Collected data
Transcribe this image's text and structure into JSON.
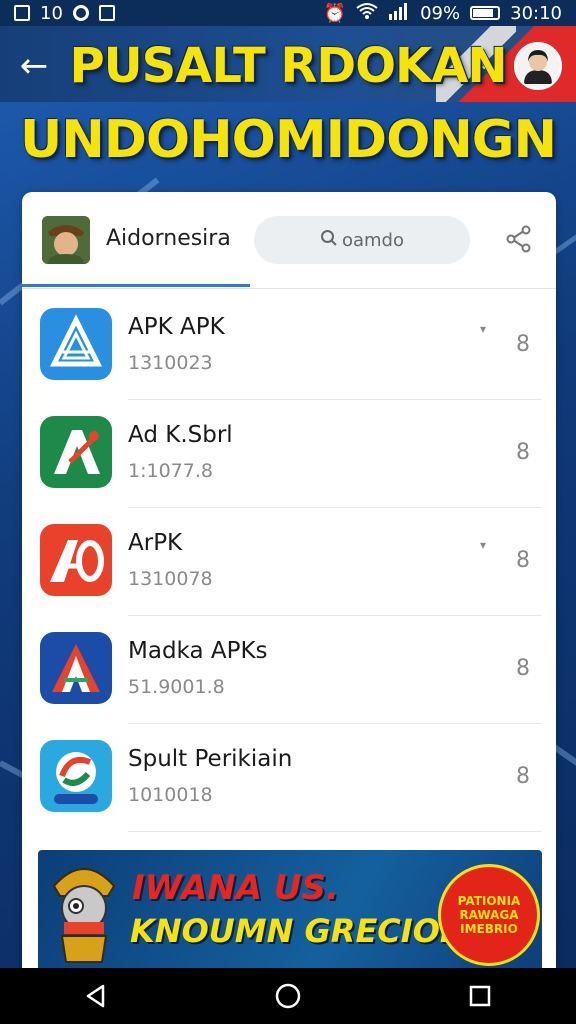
{
  "status_bar": {
    "left_text": "10",
    "battery_text": "09%",
    "time": "30:10"
  },
  "header": {
    "title_line1": "PUSALT RDOKAN",
    "title_line2": "UNDOHOMIDONGN"
  },
  "profile": {
    "name": "Aidornesira"
  },
  "search": {
    "placeholder": "oamdo"
  },
  "apps": [
    {
      "title": "APK APK",
      "subtitle": "1310023",
      "mark": "▾",
      "icon_color": "#2a8fe0"
    },
    {
      "title": "Ad K.Sbrl",
      "subtitle": "1:1077.8",
      "mark": "",
      "icon_color": "#1e8a4a"
    },
    {
      "title": "ArPK",
      "subtitle": "1310078",
      "mark": "▾",
      "icon_color": "#e8432a"
    },
    {
      "title": "Madka APKs",
      "subtitle": "51.9001.8",
      "mark": "",
      "icon_color": "#1a4ca8"
    },
    {
      "title": "Spult Perikiain",
      "subtitle": "1010018",
      "mark": "",
      "icon_color": "#2aa8e0"
    }
  ],
  "row_menu_label": "8",
  "banner": {
    "line1": "IWANA US.",
    "line2": "KNOUMN GRECIOH!",
    "badge_text": "PATIONIA RAWAGA IMEBRIO"
  },
  "colors": {
    "accent": "#2a7ad8",
    "title_yellow": "#f6e30a",
    "header_blue": "#163f78"
  }
}
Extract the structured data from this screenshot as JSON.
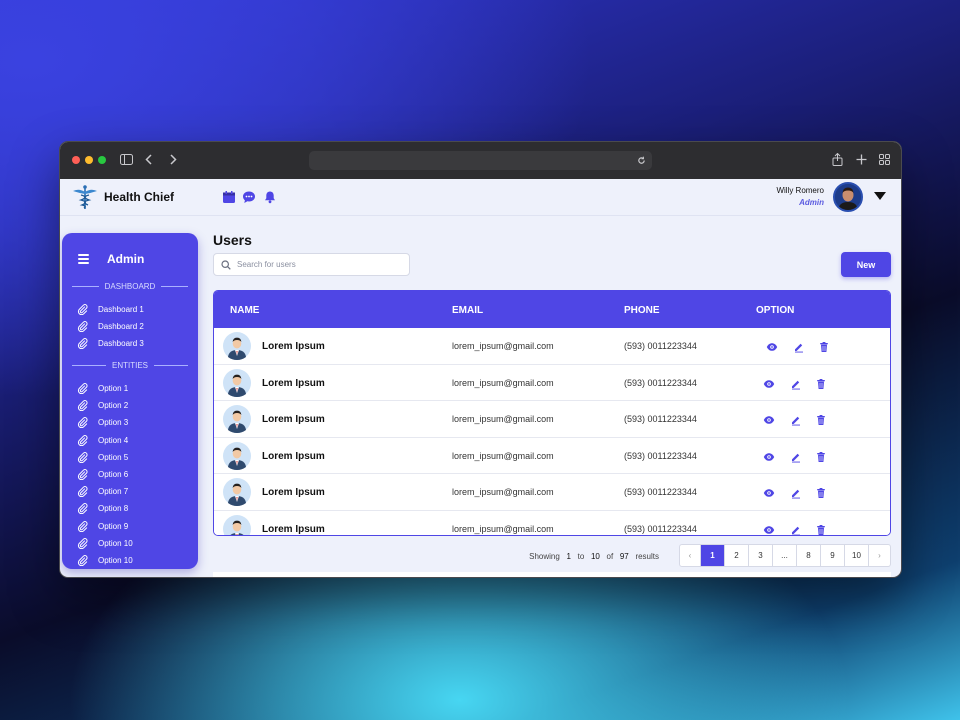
{
  "app": {
    "brand": "Health Chief"
  },
  "user": {
    "name": "Willy Romero",
    "role": "Admin"
  },
  "sidebar": {
    "title": "Admin",
    "section_dashboard": "DASHBOARD",
    "dashboards": [
      {
        "label": "Dashboard 1"
      },
      {
        "label": "Dashboard 2"
      },
      {
        "label": "Dashboard 3"
      }
    ],
    "section_entities": "ENTITIES",
    "options": [
      {
        "label": "Option 1"
      },
      {
        "label": "Option 2"
      },
      {
        "label": "Option 3"
      },
      {
        "label": "Option 4"
      },
      {
        "label": "Option 5"
      },
      {
        "label": "Option 6"
      },
      {
        "label": "Option 7"
      },
      {
        "label": "Option 8"
      },
      {
        "label": "Option 9"
      },
      {
        "label": "Option 10"
      },
      {
        "label": "Option 10"
      }
    ]
  },
  "main": {
    "title": "Users",
    "search_placeholder": "Search for users",
    "new_label": "New"
  },
  "table": {
    "columns": [
      "NAME",
      "EMAIL",
      "PHONE",
      "OPTION"
    ],
    "rows": [
      {
        "name": "Lorem Ipsum",
        "email": "lorem_ipsum@gmail.com",
        "phone": "(593) 0011223344"
      },
      {
        "name": "Lorem Ipsum",
        "email": "lorem_ipsum@gmail.com",
        "phone": "(593) 0011223344"
      },
      {
        "name": "Lorem Ipsum",
        "email": "lorem_ipsum@gmail.com",
        "phone": "(593) 0011223344"
      },
      {
        "name": "Lorem Ipsum",
        "email": "lorem_ipsum@gmail.com",
        "phone": "(593) 0011223344"
      },
      {
        "name": "Lorem Ipsum",
        "email": "lorem_ipsum@gmail.com",
        "phone": "(593) 0011223344"
      },
      {
        "name": "Lorem Ipsum",
        "email": "lorem_ipsum@gmail.com",
        "phone": "(593) 0011223344"
      }
    ]
  },
  "pagination": {
    "showing": "Showing",
    "from": "1",
    "to_word": "to",
    "to": "10",
    "of_word": "of",
    "total": "97",
    "results_word": "results",
    "pages": [
      "1",
      "2",
      "3",
      "...",
      "8",
      "9",
      "10"
    ],
    "current": "1"
  },
  "colors": {
    "accent": "#4f46e5",
    "accent_light": "#eef1fb"
  },
  "icons": {
    "header": [
      "calendar-icon",
      "chat-icon",
      "bell-icon"
    ],
    "row_actions": [
      "eye-icon",
      "edit-icon",
      "trash-icon"
    ],
    "sidebar_item": "paperclip-icon"
  }
}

**Aim**
Scan the listing above and copy all lines containing the word "from".

**Exercise result**
Extract the structured data from this screenshot as JSON.
    "from": "1",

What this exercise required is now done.